Data entries:
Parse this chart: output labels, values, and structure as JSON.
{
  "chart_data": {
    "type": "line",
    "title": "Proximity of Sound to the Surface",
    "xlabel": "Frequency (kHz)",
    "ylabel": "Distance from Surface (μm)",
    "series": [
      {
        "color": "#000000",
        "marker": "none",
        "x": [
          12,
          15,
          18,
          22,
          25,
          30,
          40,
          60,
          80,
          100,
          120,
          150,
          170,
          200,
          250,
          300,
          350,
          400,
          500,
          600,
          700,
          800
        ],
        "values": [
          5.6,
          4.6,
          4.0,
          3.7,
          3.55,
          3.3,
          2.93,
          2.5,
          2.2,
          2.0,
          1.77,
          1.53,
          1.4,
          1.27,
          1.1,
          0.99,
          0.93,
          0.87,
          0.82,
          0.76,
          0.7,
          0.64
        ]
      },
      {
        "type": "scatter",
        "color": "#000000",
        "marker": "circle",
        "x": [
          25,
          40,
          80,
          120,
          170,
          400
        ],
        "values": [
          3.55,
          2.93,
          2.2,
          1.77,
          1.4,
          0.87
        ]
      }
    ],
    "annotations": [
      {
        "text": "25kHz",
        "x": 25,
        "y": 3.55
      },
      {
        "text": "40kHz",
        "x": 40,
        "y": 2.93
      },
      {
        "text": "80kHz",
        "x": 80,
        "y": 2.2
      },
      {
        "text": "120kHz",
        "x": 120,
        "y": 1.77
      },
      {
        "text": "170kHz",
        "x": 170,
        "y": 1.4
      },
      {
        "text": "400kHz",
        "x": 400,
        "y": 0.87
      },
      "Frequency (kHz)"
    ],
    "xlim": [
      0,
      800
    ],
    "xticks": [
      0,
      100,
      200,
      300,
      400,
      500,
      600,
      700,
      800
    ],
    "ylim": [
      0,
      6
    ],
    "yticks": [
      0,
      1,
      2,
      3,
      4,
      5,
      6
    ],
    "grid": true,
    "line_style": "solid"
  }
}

Problem to work on: Gather each line from the entries above that includes the word "Frequency".

Exercise solution:
    "xlabel": "Frequency (kHz)",
      "Frequency (kHz)"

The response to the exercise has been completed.